(Records contained in a dataset)
○ ○ ○

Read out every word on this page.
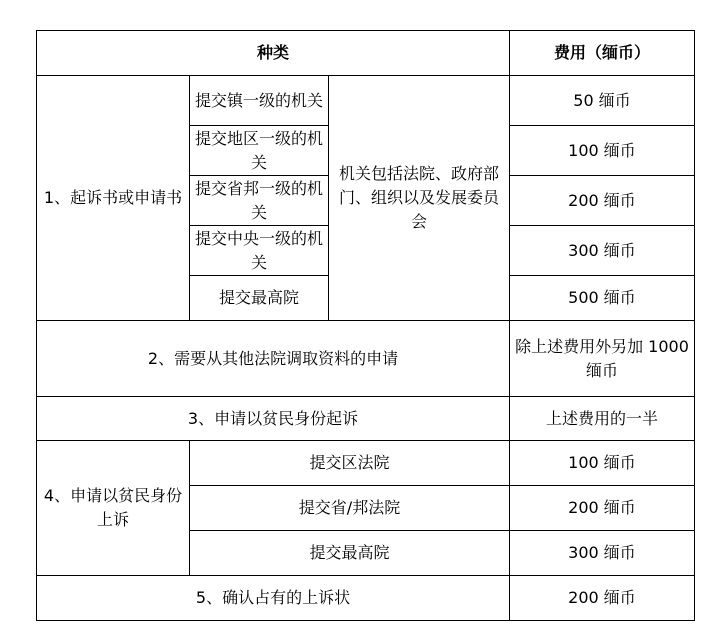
种类			费用（缅币）
1、起诉书或申请书	提交镇一级的机关	机关包括法院、政府部门、组织以及发展委员会	50 缅币
	提交地区一级的机关		100 缅币
	提交省邦一级的机关		200 缅币
	提交中央一级的机关		300 缅币
	提交最高院		500 缅币
2、需要从其他法院调取资料的申请			除上述费用外另加 1000 缅币
3、申请以贫民身份起诉			上述费用的一半
4、申请以贫民身份上诉	提交区法院		100 缅币
	提交省/邦法院		200 缅币
	提交最高院		300 缅币
5、确认占有的上诉状			200 缅币
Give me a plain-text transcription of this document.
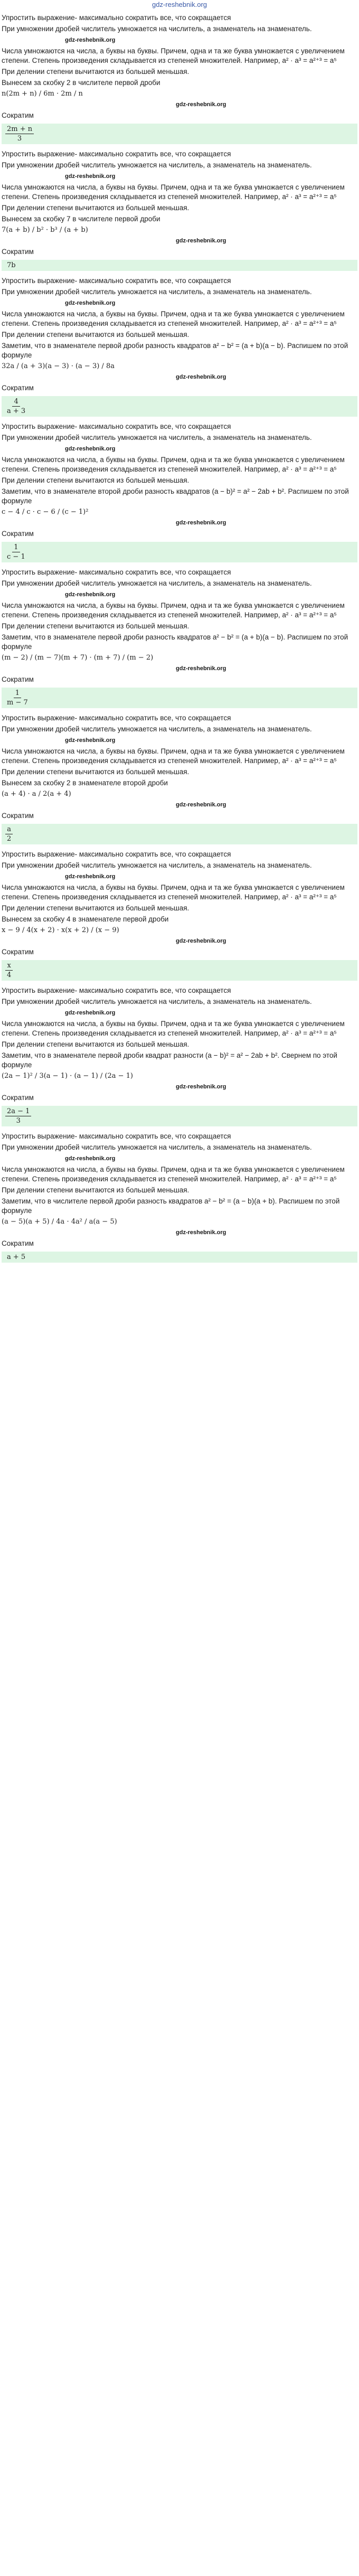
gdz-reshebnik.org
Упростить выражение- максимально сократить все, что сокращается
При умножении дробей числитель умножается на числитель, а знаменатель на знаменатель.
gdz-reshebnik.org
Числа умножаются на числа, а буквы на буквы. Причем, одна и та же буква умножается с увеличением степени. Степень произведения складывается из степеней множителей. Например, a² · a³ = a²⁺³ = a⁵
При делении степени вычитаются из большей меньшая.
Вынесем за скобку 2 в числителе первой дроби
n(2m + n) / 6m · 2m / n
gdz-reshebnik.org
Сократим
$\frac{2m + n}{3}$
Упростить выражение- максимально сократить все, что сокращается
При умножении дробей числитель умножается на числитель, а знаменатель на знаменатель.
gdz-reshebnik.org
Числа умножаются на числа, а буквы на буквы. Причем, одна и та же буква умножается с увеличением степени. Степень произведения складывается из степеней множителей. Например, a² · a³ = a²⁺³ = a⁵
При делении степени вычитаются из большей меньшая.
Вынесем за скобку 7 в числителе первой дроби
7(a + b) / b² · b³ / (a + b)
gdz-reshebnik.org
Сократим
7b
Упростить выражение- максимально сократить все, что сокращается
При умножении дробей числитель умножается на числитель, а знаменатель на знаменатель.
gdz-reshebnik.org
Числа умножаются на числа, а буквы на буквы. Причем, одна и та же буква умножается с увеличением степени. Степень произведения складывается из степеней множителей. Например, a² · a³ = a²⁺³ = a⁵
При делении степени вычитаются из большей меньшая.
Заметим, что в знаменателе первой дроби разность квадратов a² − b² = (a + b)(a − b). Распишем по этой формуле
32a / (a + 3)(a − 3) · (a − 3) / 8a
gdz-reshebnik.org
Сократим
$\frac{4}{a + 3}$
Упростить выражение- максимально сократить все, что сокращается
При умножении дробей числитель умножается на числитель, а знаменатель на знаменатель.
gdz-reshebnik.org
Числа умножаются на числа, а буквы на буквы. Причем, одна и та же буква умножается с увеличением степени. Степень произведения складывается из степеней множителей. Например, a² · a³ = a²⁺³ = a⁵
При делении степени вычитаются из большей меньшая.
Заметим, что в знаменателе второй дроби разность квадратов (a − b)² = a² − 2ab + b². Распишем по этой формуле
c − 4 / c · c − 6 / (c − 1)²
gdz-reshebnik.org
Сократим
$\frac{1}{c - 1}$
Упростить выражение- максимально сократить все, что сокращается
При умножении дробей числитель умножается на числитель, а знаменатель на знаменатель.
gdz-reshebnik.org
Числа умножаются на числа, а буквы на буквы. Причем, одна и та же буква умножается с увеличением степени. Степень произведения складывается из степеней множителей. Например, a² · a³ = a²⁺³ = a⁵
При делении степени вычитаются из большей меньшая.
Заметим, что в знаменателе первой дроби разность квадратов a² − b² = (a + b)(a − b). Распишем по этой формуле
(m − 2) / (m − 7)(m + 7) · (m + 7) / (m − 2)
gdz-reshebnik.org
Сократим
$\frac{1}{m - 7}$
Упростить выражение- максимально сократить все, что сокращается
При умножении дробей числитель умножается на числитель, а знаменатель на знаменатель.
gdz-reshebnik.org
Числа умножаются на числа, а буквы на буквы. Причем, одна и та же буква умножается с увеличением степени. Степень произведения складывается из степеней множителей. Например, a² · a³ = a²⁺³ = a⁵
При делении степени вычитаются из большей меньшая.
Вынесем за скобку 2 в знаменателе второй дроби
(a + 4) · a / 2(a + 4)
gdz-reshebnik.org
Сократим
$\frac{a}{2}$
Упростить выражение- максимально сократить все, что сокращается
При умножении дробей числитель умножается на числитель, а знаменатель на знаменатель.
gdz-reshebnik.org
Числа умножаются на числа, а буквы на буквы. Причем, одна и та же буква умножается с увеличением степени. Степень произведения складывается из степеней множителей. Например, a² · a³ = a²⁺³ = a⁵
При делении степени вычитаются из большей меньшая.
Вынесем за скобку 4 в знаменателе первой дроби
x − 9 / 4(x + 2) · x(x + 2) / (x − 9)
gdz-reshebnik.org
Сократим
$\frac{x}{4}$
Упростить выражение- максимально сократить все, что сокращается
При умножении дробей числитель умножается на числитель, а знаменатель на знаменатель.
gdz-reshebnik.org
Числа умножаются на числа, а буквы на буквы. Причем, одна и та же буква умножается с увеличением степени. Степень произведения складывается из степеней множителей. Например, a² · a³ = a²⁺³ = a⁵
При делении степени вычитаются из большей меньшая.
Заметим, что в знаменателе первой дроби квадрат разности (a − b)² = a² − 2ab + b². Свернем по этой формуле
(2a − 1)² / 3(a − 1) · (a − 1) / (2a − 1)
gdz-reshebnik.org
Сократим
$\frac{2a - 1}{3}$
Упростить выражение- максимально сократить все, что сокращается
При умножении дробей числитель умножается на числитель, а знаменатель на знаменатель.
gdz-reshebnik.org
Числа умножаются на числа, а буквы на буквы. Причем, одна и та же буква умножается с увеличением степени. Степень произведения складывается из степеней множителей. Например, a² · a³ = a²⁺³ = a⁵
При делении степени вычитаются из большей меньшая.
Заметим, что в числителе первой дроби разность квадратов a² − b² = (a − b)(a + b). Распишем по этой формуле
(a − 5)(a + 5) / 4a · 4a² / a(a − 5)
gdz-reshebnik.org
Сократим
a + 5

○ ○ ○

▶ **What to produce**: Sift the material for lines with the string "первой". Copy each one found.

▶ **Solution below**:
Вынесем за скобку 2 в числителе первой дроби
Вынесем за скобку 7 в числителе первой дроби
Заметим, что в знаменателе первой дроби разность квадратов a² − b² = (a + b)(a − b). Распишем по этой формуле
Заметим, что в знаменателе первой дроби разность квадратов a² − b² = (a + b)(a − b). Распишем по этой формуле
Вынесем за скобку 4 в знаменателе первой дроби
Заметим, что в знаменателе первой дроби квадрат разности (a − b)² = a² − 2ab + b². Свернем по этой формуле
Заметим, что в числителе первой дроби разность квадратов a² − b² = (a − b)(a + b). Распишем по этой формуле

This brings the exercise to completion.